═══ Extracted data ═══

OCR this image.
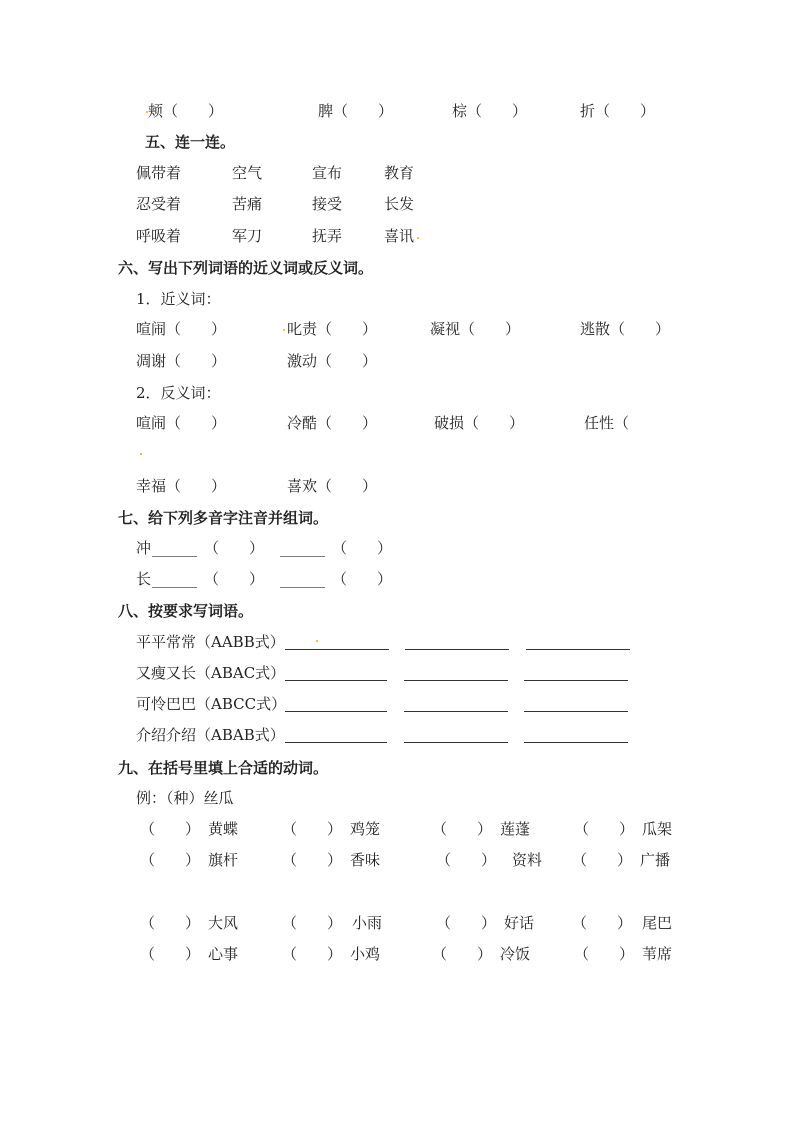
颊（　　）	脾（　　）	棕（　　）	折（　　）
五、连一连。
佩带着	空气	宣布	教育
忍受着	苦痛	接受	长发
呼吸着	军刀	抚弄	喜讯
六、写出下列词语的近义词或反义词。
1．近义词：
喧闹（　　）	叱责（　　）	凝视（　　）	逃散（　　）
凋谢（　　）	激动（　　）
2．反义词：
喧闹（　　）	冷酷（　　）	破损（　　）	任性（
幸福（　　）	喜欢（　　）
七、给下列多音字注音并组词。
冲 ______ （　　） ______ （　　）
长 ______ （　　） ______ （　　）
八、按要求写词语。
平平常常（AABB式）
又瘦又长（ABAC式）
可怜巴巴（ABCC式）
介绍介绍（ABAB式）
九、在括号里填上合适的动词。
例：（种）丝瓜
（　　） 黄蝶	（　　） 鸡笼	（　　） 莲蓬	（　　） 瓜架
（　　） 旗杆	（　　） 香味	（　　） 资料 （　　） 广播
（　　） 大风	（　　） 小雨	（　　） 好话	（　　） 尾巴
（　　） 心事	（　　） 小鸡	（　　） 冷饭	（　　） 苇席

═══

The request:
Your copy should match the entries exactly, minus the pictures.

Task result:
OCR this image.
颊（　　）	脾（　　）	棕（　　）	折（　　）
五、连一连。
佩带着	空气	宣布	教育
忍受着	苦痛	接受	长发
呼吸着	军刀	抚弄	喜讯
六、写出下列词语的近义词或反义词。
1．近义词：
喧闹（　　）	叱责（　　）	凝视（　　）	逃散（　　）
凋谢（　　）	激动（　　）
2．反义词：
喧闹（　　）	冷酷（　　）	破损（　　）	任性（
幸福（　　）	喜欢（　　）
七、给下列多音字注音并组词。
冲 ______ （　　） ______ （　　）
长 ______ （　　） ______ （　　）
八、按要求写词语。
平平常常（AABB式）
又瘦又长（ABAC式）
可怜巴巴（ABCC式）
介绍介绍（ABAB式）
九、在括号里填上合适的动词。
例：（种）丝瓜
（　　） 黄蝶	（　　） 鸡笼	（　　） 莲蓬	（　　） 瓜架
（　　） 旗杆	（　　） 香味	（　　） 资料 （　　） 广播
（　　） 大风	（　　） 小雨	（　　） 好话	（　　） 尾巴
（　　） 心事	（　　） 小鸡	（　　） 冷饭	（　　） 苇席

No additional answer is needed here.